Records from a collection of figures
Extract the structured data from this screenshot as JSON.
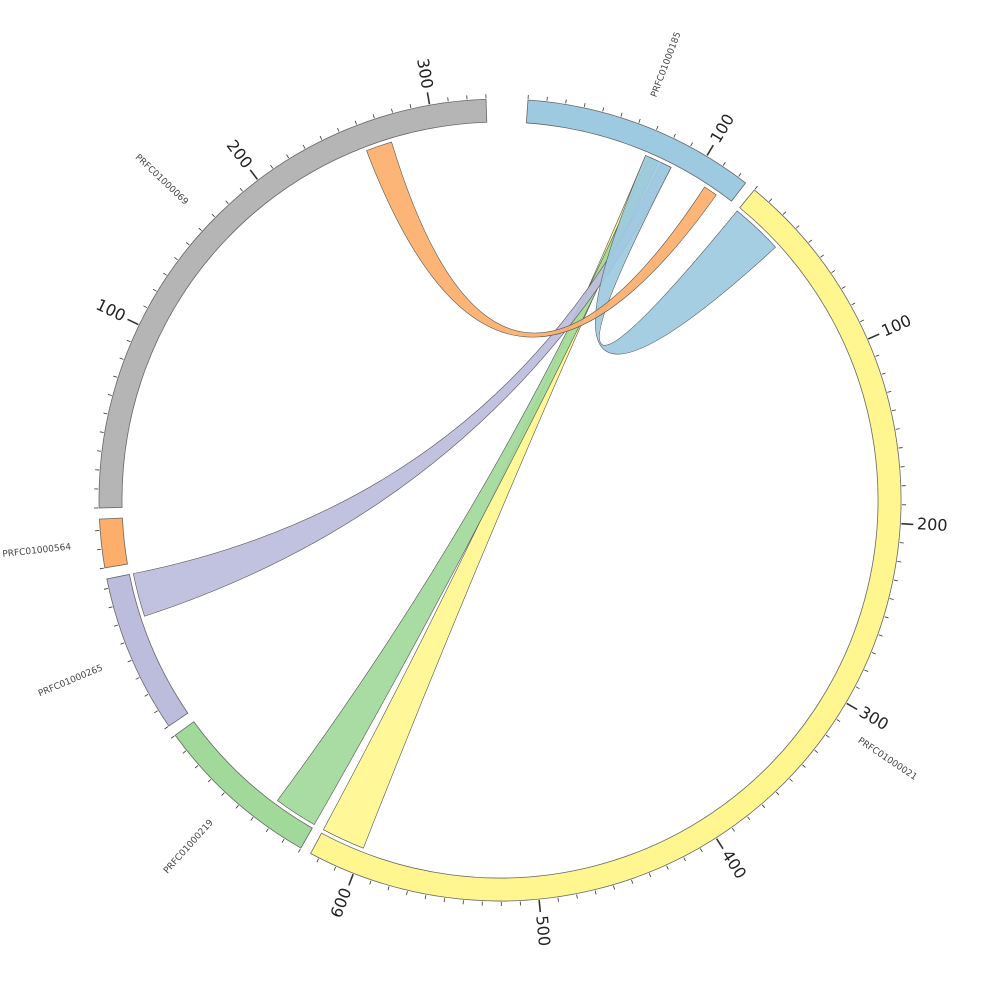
{
  "chart_data": {
    "type": "chord",
    "segments": [
      {
        "id": "PRFC01000185",
        "label": "PRFC01000185",
        "length": 125,
        "color": "#9ecae1",
        "tick_labels": [
          100
        ]
      },
      {
        "id": "PRFC01000021",
        "label": "PRFC01000021",
        "length": 625,
        "color": "#fff68f",
        "tick_labels": [
          100,
          200,
          300,
          400,
          500,
          600
        ]
      },
      {
        "id": "PRFC01000219",
        "label": "PRFC01000219",
        "length": 90,
        "color": "#a1d99b",
        "tick_labels": []
      },
      {
        "id": "PRFC01000265",
        "label": "PRFC01000265",
        "length": 85,
        "color": "#bcbddc",
        "tick_labels": []
      },
      {
        "id": "PRFC01000564",
        "label": "PRFC01000564",
        "length": 26,
        "color": "#fdae6b",
        "tick_labels": []
      },
      {
        "id": "PRFC01000069",
        "label": "PRFC01000069",
        "length": 330,
        "color": "#b5b5b5",
        "tick_labels": [
          100,
          200,
          300
        ]
      }
    ],
    "links": [
      {
        "source": {
          "segment": "PRFC01000185",
          "start": 70,
          "end": 76
        },
        "target": {
          "segment": "PRFC01000021",
          "start": 600,
          "end": 625
        },
        "color": "#fff68f"
      },
      {
        "source": {
          "segment": "PRFC01000185",
          "start": 72,
          "end": 78
        },
        "target": {
          "segment": "PRFC01000219",
          "start": 0,
          "end": 25
        },
        "color": "#a1d99b"
      },
      {
        "source": {
          "segment": "PRFC01000185",
          "start": 80,
          "end": 86
        },
        "target": {
          "segment": "PRFC01000265",
          "start": 60,
          "end": 85
        },
        "color": "#bcbddc"
      },
      {
        "source": {
          "segment": "PRFC01000185",
          "start": 70,
          "end": 86
        },
        "target": {
          "segment": "PRFC01000021",
          "start": 0,
          "end": 30
        },
        "color": "#9ecae1"
      },
      {
        "source": {
          "segment": "PRFC01000185",
          "start": 108,
          "end": 116
        },
        "target": {
          "segment": "PRFC01000069",
          "start": 260,
          "end": 275
        },
        "color": "#fdae6b"
      }
    ]
  }
}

- [Aim] Would you return the data exactly as written, without the pictures?

- [Solution for this problem]
Extract the structured data from this screenshot as JSON.
{
  "chart_data": {
    "type": "chord",
    "segments": [
      {
        "id": "PRFC01000185",
        "label": "PRFC01000185",
        "length": 125,
        "color": "#9ecae1",
        "tick_labels": [
          100
        ]
      },
      {
        "id": "PRFC01000021",
        "label": "PRFC01000021",
        "length": 625,
        "color": "#fff68f",
        "tick_labels": [
          100,
          200,
          300,
          400,
          500,
          600
        ]
      },
      {
        "id": "PRFC01000219",
        "label": "PRFC01000219",
        "length": 90,
        "color": "#a1d99b",
        "tick_labels": []
      },
      {
        "id": "PRFC01000265",
        "label": "PRFC01000265",
        "length": 85,
        "color": "#bcbddc",
        "tick_labels": []
      },
      {
        "id": "PRFC01000564",
        "label": "PRFC01000564",
        "length": 26,
        "color": "#fdae6b",
        "tick_labels": []
      },
      {
        "id": "PRFC01000069",
        "label": "PRFC01000069",
        "length": 330,
        "color": "#b5b5b5",
        "tick_labels": [
          100,
          200,
          300
        ]
      }
    ],
    "links": [
      {
        "source": {
          "segment": "PRFC01000185",
          "start": 70,
          "end": 76
        },
        "target": {
          "segment": "PRFC01000021",
          "start": 600,
          "end": 625
        },
        "color": "#fff68f"
      },
      {
        "source": {
          "segment": "PRFC01000185",
          "start": 72,
          "end": 78
        },
        "target": {
          "segment": "PRFC01000219",
          "start": 0,
          "end": 25
        },
        "color": "#a1d99b"
      },
      {
        "source": {
          "segment": "PRFC01000185",
          "start": 80,
          "end": 86
        },
        "target": {
          "segment": "PRFC01000265",
          "start": 60,
          "end": 85
        },
        "color": "#bcbddc"
      },
      {
        "source": {
          "segment": "PRFC01000185",
          "start": 70,
          "end": 86
        },
        "target": {
          "segment": "PRFC01000021",
          "start": 0,
          "end": 30
        },
        "color": "#9ecae1"
      },
      {
        "source": {
          "segment": "PRFC01000185",
          "start": 108,
          "end": 116
        },
        "target": {
          "segment": "PRFC01000069",
          "start": 260,
          "end": 275
        },
        "color": "#fdae6b"
      }
    ]
  }
}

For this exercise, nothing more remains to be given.